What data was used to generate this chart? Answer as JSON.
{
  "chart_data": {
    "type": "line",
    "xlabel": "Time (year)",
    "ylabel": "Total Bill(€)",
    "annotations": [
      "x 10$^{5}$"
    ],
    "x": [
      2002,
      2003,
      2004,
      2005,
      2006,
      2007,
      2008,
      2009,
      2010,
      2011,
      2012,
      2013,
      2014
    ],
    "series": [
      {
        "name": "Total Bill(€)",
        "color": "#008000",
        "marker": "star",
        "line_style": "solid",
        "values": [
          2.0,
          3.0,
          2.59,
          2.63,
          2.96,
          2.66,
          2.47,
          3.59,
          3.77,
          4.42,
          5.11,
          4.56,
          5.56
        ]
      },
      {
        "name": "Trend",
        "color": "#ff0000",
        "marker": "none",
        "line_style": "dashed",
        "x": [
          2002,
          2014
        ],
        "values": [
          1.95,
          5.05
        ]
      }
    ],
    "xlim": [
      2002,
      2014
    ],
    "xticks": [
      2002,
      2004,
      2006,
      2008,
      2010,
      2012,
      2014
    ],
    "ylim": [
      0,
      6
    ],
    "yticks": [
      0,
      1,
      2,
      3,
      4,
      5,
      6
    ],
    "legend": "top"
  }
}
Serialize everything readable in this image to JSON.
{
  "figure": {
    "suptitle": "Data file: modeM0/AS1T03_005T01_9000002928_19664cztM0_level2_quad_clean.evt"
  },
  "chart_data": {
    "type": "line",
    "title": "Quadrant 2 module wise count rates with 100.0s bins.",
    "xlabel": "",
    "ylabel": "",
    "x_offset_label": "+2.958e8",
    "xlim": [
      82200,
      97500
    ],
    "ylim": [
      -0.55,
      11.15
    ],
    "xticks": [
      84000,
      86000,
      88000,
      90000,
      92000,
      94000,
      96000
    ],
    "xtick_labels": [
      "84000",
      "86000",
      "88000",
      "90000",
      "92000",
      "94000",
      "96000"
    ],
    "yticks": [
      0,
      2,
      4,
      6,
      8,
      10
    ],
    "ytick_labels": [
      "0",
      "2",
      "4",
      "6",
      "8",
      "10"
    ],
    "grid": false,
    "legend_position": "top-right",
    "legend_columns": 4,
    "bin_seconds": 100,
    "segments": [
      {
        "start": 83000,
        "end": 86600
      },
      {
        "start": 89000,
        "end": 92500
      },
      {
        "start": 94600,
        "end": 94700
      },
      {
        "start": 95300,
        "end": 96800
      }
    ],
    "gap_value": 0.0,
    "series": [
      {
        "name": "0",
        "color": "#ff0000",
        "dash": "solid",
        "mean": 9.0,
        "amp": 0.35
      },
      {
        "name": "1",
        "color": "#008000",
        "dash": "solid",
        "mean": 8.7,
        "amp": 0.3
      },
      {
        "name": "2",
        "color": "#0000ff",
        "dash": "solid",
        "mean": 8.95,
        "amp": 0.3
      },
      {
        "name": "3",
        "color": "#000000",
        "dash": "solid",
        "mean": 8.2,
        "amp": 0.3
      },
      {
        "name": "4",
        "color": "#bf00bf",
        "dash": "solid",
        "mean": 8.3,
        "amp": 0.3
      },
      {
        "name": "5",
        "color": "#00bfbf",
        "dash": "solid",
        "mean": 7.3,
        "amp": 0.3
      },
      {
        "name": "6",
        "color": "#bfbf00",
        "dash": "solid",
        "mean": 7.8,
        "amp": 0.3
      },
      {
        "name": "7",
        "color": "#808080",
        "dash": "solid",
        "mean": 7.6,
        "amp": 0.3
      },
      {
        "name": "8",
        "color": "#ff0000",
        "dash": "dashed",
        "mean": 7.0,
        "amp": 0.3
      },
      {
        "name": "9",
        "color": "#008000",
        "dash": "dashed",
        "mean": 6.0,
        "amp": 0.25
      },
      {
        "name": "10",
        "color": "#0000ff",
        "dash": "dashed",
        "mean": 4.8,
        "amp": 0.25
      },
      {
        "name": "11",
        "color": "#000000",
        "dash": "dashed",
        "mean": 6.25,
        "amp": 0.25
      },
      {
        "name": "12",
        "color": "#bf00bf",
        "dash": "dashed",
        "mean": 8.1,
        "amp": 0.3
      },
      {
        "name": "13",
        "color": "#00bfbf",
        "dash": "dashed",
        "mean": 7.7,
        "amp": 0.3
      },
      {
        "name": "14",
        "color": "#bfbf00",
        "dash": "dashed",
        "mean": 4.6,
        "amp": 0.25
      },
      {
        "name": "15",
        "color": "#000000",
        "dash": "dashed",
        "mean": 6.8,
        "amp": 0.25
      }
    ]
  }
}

§

Work instructions: Please quote the records above exactly, without skipping a line.

Task output:
What data was used to generate this chart? Answer as JSON.
{
  "chart_data": {
    "type": "line",
    "xlabel": "Time (year)",
    "ylabel": "Total Bill(€)",
    "annotations": [
      "x 10$^{5}$"
    ],
    "x": [
      2002,
      2003,
      2004,
      2005,
      2006,
      2007,
      2008,
      2009,
      2010,
      2011,
      2012,
      2013,
      2014
    ],
    "series": [
      {
        "name": "Total Bill(€)",
        "color": "#008000",
        "marker": "star",
        "line_style": "solid",
        "values": [
          2.0,
          3.0,
          2.59,
          2.63,
          2.96,
          2.66,
          2.47,
          3.59,
          3.77,
          4.42,
          5.11,
          4.56,
          5.56
        ]
      },
      {
        "name": "Trend",
        "color": "#ff0000",
        "marker": "none",
        "line_style": "dashed",
        "x": [
          2002,
          2014
        ],
        "values": [
          1.95,
          5.05
        ]
      }
    ],
    "xlim": [
      2002,
      2014
    ],
    "xticks": [
      2002,
      2004,
      2006,
      2008,
      2010,
      2012,
      2014
    ],
    "ylim": [
      0,
      6
    ],
    "yticks": [
      0,
      1,
      2,
      3,
      4,
      5,
      6
    ],
    "legend": "top"
  }
}
Serialize everything readable in this image to JSON.
{
  "figure": {
    "suptitle": "Data file: modeM0/AS1T03_005T01_9000002928_19664cztM0_level2_quad_clean.evt"
  },
  "chart_data": {
    "type": "line",
    "title": "Quadrant 2 module wise count rates with 100.0s bins.",
    "xlabel": "",
    "ylabel": "",
    "x_offset_label": "+2.958e8",
    "xlim": [
      82200,
      97500
    ],
    "ylim": [
      -0.55,
      11.15
    ],
    "xticks": [
      84000,
      86000,
      88000,
      90000,
      92000,
      94000,
      96000
    ],
    "xtick_labels": [
      "84000",
      "86000",
      "88000",
      "90000",
      "92000",
      "94000",
      "96000"
    ],
    "yticks": [
      0,
      2,
      4,
      6,
      8,
      10
    ],
    "ytick_labels": [
      "0",
      "2",
      "4",
      "6",
      "8",
      "10"
    ],
    "grid": false,
    "legend_position": "top-right",
    "legend_columns": 4,
    "bin_seconds": 100,
    "segments": [
      {
        "start": 83000,
        "end": 86600
      },
      {
        "start": 89000,
        "end": 92500
      },
      {
        "start": 94600,
        "end": 94700
      },
      {
        "start": 95300,
        "end": 96800
      }
    ],
    "gap_value": 0.0,
    "series": [
      {
        "name": "0",
        "color": "#ff0000",
        "dash": "solid",
        "mean": 9.0,
        "amp": 0.35
      },
      {
        "name": "1",
        "color": "#008000",
        "dash": "solid",
        "mean": 8.7,
        "amp": 0.3
      },
      {
        "name": "2",
        "color": "#0000ff",
        "dash": "solid",
        "mean": 8.95,
        "amp": 0.3
      },
      {
        "name": "3",
        "color": "#000000",
        "dash": "solid",
        "mean": 8.2,
        "amp": 0.3
      },
      {
        "name": "4",
        "color": "#bf00bf",
        "dash": "solid",
        "mean": 8.3,
        "amp": 0.3
      },
      {
        "name": "5",
        "color": "#00bfbf",
        "dash": "solid",
        "mean": 7.3,
        "amp": 0.3
      },
      {
        "name": "6",
        "color": "#bfbf00",
        "dash": "solid",
        "mean": 7.8,
        "amp": 0.3
      },
      {
        "name": "7",
        "color": "#808080",
        "dash": "solid",
        "mean": 7.6,
        "amp": 0.3
      },
      {
        "name": "8",
        "color": "#ff0000",
        "dash": "dashed",
        "mean": 7.0,
        "amp": 0.3
      },
      {
        "name": "9",
        "color": "#008000",
        "dash": "dashed",
        "mean": 6.0,
        "amp": 0.25
      },
      {
        "name": "10",
        "color": "#0000ff",
        "dash": "dashed",
        "mean": 4.8,
        "amp": 0.25
      },
      {
        "name": "11",
        "color": "#000000",
        "dash": "dashed",
        "mean": 6.25,
        "amp": 0.25
      },
      {
        "name": "12",
        "color": "#bf00bf",
        "dash": "dashed",
        "mean": 8.1,
        "amp": 0.3
      },
      {
        "name": "13",
        "color": "#00bfbf",
        "dash": "dashed",
        "mean": 7.7,
        "amp": 0.3
      },
      {
        "name": "14",
        "color": "#bfbf00",
        "dash": "dashed",
        "mean": 4.6,
        "amp": 0.25
      },
      {
        "name": "15",
        "color": "#000000",
        "dash": "dashed",
        "mean": 6.8,
        "amp": 0.25
      }
    ]
  }
}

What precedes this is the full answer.